* **TASK PROMPT**
Please output every line of the material as it stands, without the pictures.

* **DATASET RECORDS**

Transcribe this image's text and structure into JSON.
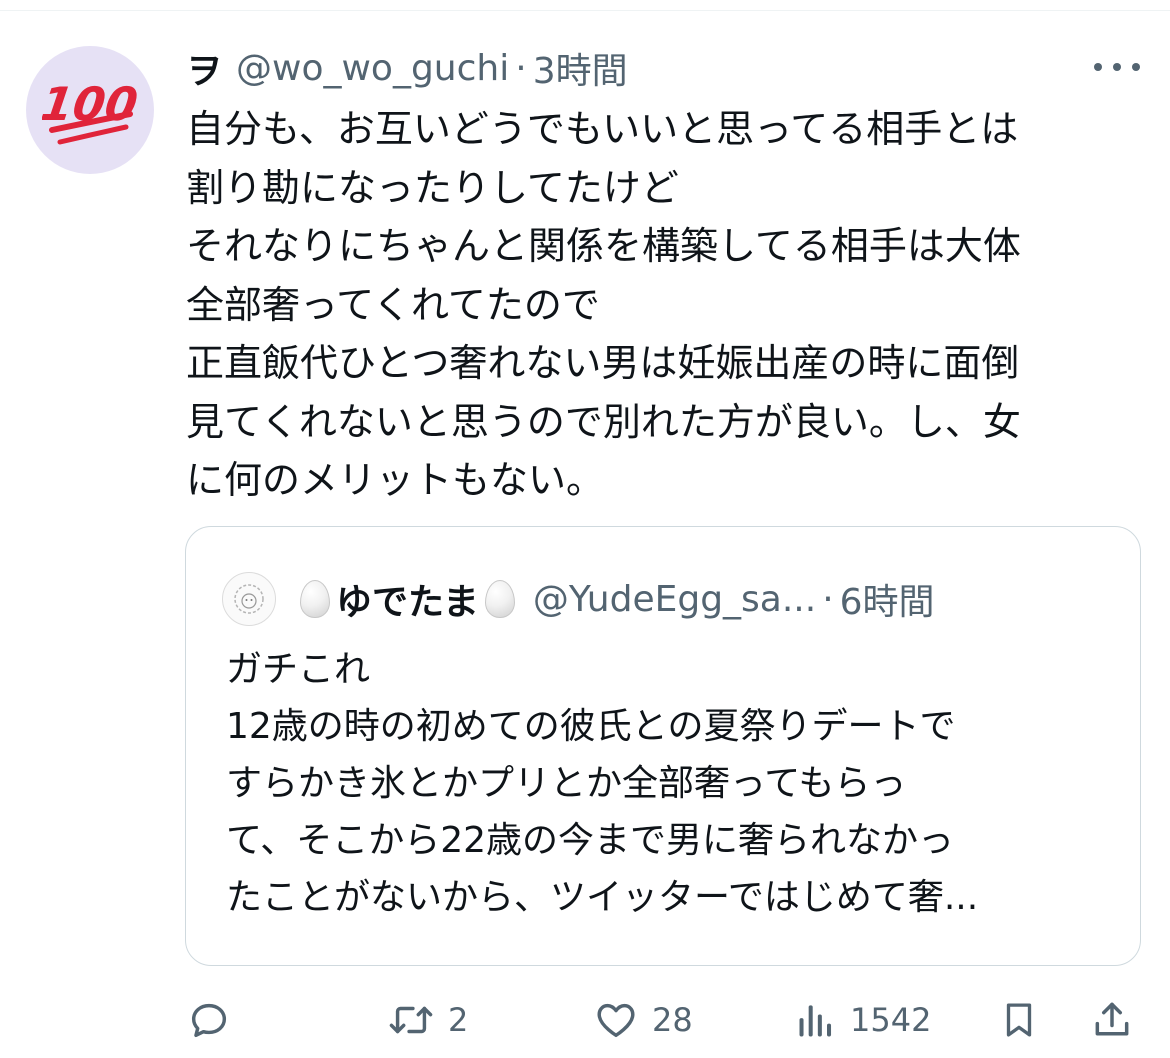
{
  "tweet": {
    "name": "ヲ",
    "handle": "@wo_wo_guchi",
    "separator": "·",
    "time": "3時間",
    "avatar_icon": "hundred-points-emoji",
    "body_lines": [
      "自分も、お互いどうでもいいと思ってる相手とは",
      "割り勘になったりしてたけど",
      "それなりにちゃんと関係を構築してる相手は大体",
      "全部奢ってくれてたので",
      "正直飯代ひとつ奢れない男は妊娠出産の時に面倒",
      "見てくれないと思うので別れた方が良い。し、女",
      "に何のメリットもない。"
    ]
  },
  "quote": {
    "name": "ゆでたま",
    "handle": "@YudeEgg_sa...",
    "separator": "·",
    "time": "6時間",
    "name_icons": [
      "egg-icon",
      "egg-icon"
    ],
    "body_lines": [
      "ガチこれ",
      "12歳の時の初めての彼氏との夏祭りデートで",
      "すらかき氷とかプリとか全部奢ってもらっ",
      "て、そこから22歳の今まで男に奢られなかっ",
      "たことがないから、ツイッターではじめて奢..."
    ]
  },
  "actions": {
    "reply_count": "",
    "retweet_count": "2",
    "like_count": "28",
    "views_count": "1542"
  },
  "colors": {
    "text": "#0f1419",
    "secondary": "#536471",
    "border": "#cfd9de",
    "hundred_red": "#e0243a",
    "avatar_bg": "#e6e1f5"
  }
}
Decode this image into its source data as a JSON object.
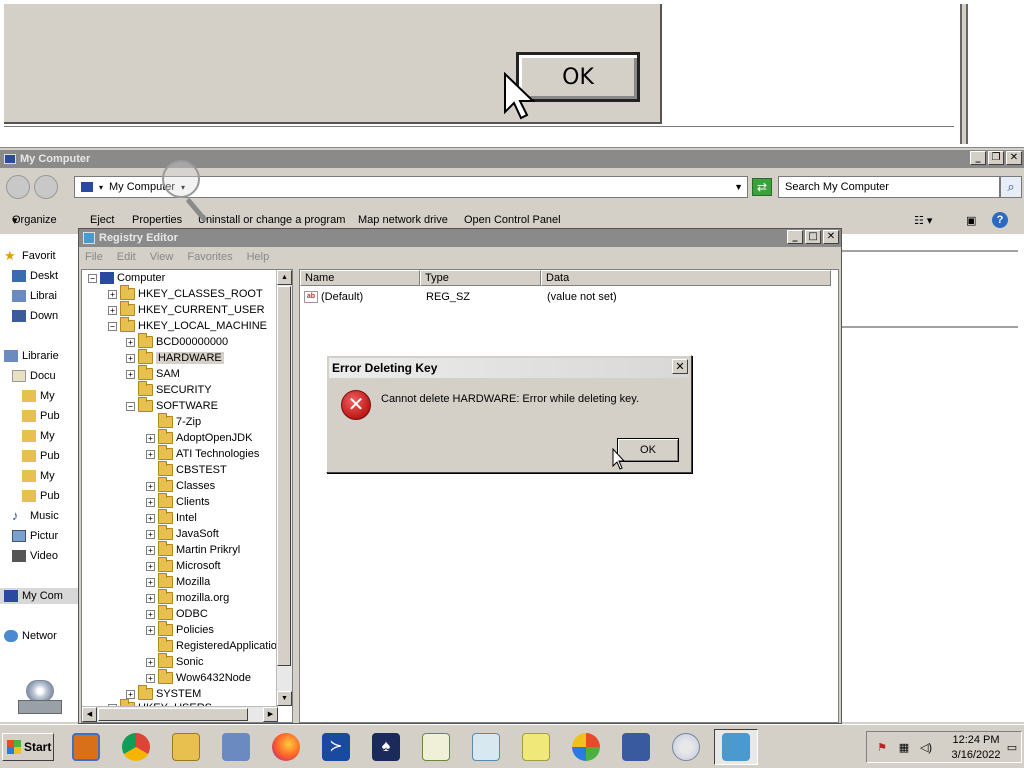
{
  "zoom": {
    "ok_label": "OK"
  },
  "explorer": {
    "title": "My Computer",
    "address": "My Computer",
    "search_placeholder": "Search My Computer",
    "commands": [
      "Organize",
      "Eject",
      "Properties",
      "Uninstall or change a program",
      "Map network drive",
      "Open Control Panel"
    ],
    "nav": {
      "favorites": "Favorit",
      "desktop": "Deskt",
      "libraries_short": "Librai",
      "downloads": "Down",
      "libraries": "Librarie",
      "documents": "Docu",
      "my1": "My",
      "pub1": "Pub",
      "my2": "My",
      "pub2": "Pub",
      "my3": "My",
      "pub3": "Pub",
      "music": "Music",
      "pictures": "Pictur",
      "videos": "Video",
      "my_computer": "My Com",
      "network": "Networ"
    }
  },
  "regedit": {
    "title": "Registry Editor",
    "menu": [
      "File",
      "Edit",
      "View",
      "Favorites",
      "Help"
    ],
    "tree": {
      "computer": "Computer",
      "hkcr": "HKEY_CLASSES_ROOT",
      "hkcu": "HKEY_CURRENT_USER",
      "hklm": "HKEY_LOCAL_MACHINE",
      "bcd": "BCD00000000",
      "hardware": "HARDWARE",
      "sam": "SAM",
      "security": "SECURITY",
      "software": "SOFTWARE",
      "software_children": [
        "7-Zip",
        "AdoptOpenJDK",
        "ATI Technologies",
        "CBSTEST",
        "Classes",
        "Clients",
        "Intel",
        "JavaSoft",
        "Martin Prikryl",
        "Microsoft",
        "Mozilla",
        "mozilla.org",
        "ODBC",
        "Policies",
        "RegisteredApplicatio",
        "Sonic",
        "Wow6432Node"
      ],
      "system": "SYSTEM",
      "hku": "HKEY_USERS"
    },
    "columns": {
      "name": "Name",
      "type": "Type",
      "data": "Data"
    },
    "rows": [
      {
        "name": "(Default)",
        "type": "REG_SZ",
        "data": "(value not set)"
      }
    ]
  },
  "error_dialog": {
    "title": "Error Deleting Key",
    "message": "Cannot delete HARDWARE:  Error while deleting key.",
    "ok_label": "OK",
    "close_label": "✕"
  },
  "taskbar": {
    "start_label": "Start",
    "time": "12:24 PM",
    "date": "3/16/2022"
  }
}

* **WORKED ANSWER**
Transcribe this image's text and structure into JSON.
{
  "tweet": {
    "name": "ヲ",
    "handle": "@wo_wo_guchi",
    "separator": "·",
    "time": "3時間",
    "avatar_icon": "hundred-points-emoji",
    "body_lines": [
      "自分も、お互いどうでもいいと思ってる相手とは",
      "割り勘になったりしてたけど",
      "それなりにちゃんと関係を構築してる相手は大体",
      "全部奢ってくれてたので",
      "正直飯代ひとつ奢れない男は妊娠出産の時に面倒",
      "見てくれないと思うので別れた方が良い。し、女",
      "に何のメリットもない。"
    ]
  },
  "quote": {
    "name": "ゆでたま",
    "handle": "@YudeEgg_sa...",
    "separator": "·",
    "time": "6時間",
    "name_icons": [
      "egg-icon",
      "egg-icon"
    ],
    "body_lines": [
      "ガチこれ",
      "12歳の時の初めての彼氏との夏祭りデートで",
      "すらかき氷とかプリとか全部奢ってもらっ",
      "て、そこから22歳の今まで男に奢られなかっ",
      "たことがないから、ツイッターではじめて奢..."
    ]
  },
  "actions": {
    "reply_count": "",
    "retweet_count": "2",
    "like_count": "28",
    "views_count": "1542"
  },
  "colors": {
    "text": "#0f1419",
    "secondary": "#536471",
    "border": "#cfd9de",
    "hundred_red": "#e0243a",
    "avatar_bg": "#e6e1f5"
  }
}
Decode this image into its source data as a JSON object.
{
  "zoom": {
    "ok_label": "OK"
  },
  "explorer": {
    "title": "My Computer",
    "address": "My Computer",
    "search_placeholder": "Search My Computer",
    "commands": [
      "Organize",
      "Eject",
      "Properties",
      "Uninstall or change a program",
      "Map network drive",
      "Open Control Panel"
    ],
    "nav": {
      "favorites": "Favorit",
      "desktop": "Deskt",
      "libraries_short": "Librai",
      "downloads": "Down",
      "libraries": "Librarie",
      "documents": "Docu",
      "my1": "My",
      "pub1": "Pub",
      "my2": "My",
      "pub2": "Pub",
      "my3": "My",
      "pub3": "Pub",
      "music": "Music",
      "pictures": "Pictur",
      "videos": "Video",
      "my_computer": "My Com",
      "network": "Networ"
    }
  },
  "regedit": {
    "title": "Registry Editor",
    "menu": [
      "File",
      "Edit",
      "View",
      "Favorites",
      "Help"
    ],
    "tree": {
      "computer": "Computer",
      "hkcr": "HKEY_CLASSES_ROOT",
      "hkcu": "HKEY_CURRENT_USER",
      "hklm": "HKEY_LOCAL_MACHINE",
      "bcd": "BCD00000000",
      "hardware": "HARDWARE",
      "sam": "SAM",
      "security": "SECURITY",
      "software": "SOFTWARE",
      "software_children": [
        "7-Zip",
        "AdoptOpenJDK",
        "ATI Technologies",
        "CBSTEST",
        "Classes",
        "Clients",
        "Intel",
        "JavaSoft",
        "Martin Prikryl",
        "Microsoft",
        "Mozilla",
        "mozilla.org",
        "ODBC",
        "Policies",
        "RegisteredApplicatio",
        "Sonic",
        "Wow6432Node"
      ],
      "system": "SYSTEM",
      "hku": "HKEY_USERS"
    },
    "columns": {
      "name": "Name",
      "type": "Type",
      "data": "Data"
    },
    "rows": [
      {
        "name": "(Default)",
        "type": "REG_SZ",
        "data": "(value not set)"
      }
    ]
  },
  "error_dialog": {
    "title": "Error Deleting Key",
    "message": "Cannot delete HARDWARE:  Error while deleting key.",
    "ok_label": "OK",
    "close_label": "✕"
  },
  "taskbar": {
    "start_label": "Start",
    "time": "12:24 PM",
    "date": "3/16/2022"
  }
}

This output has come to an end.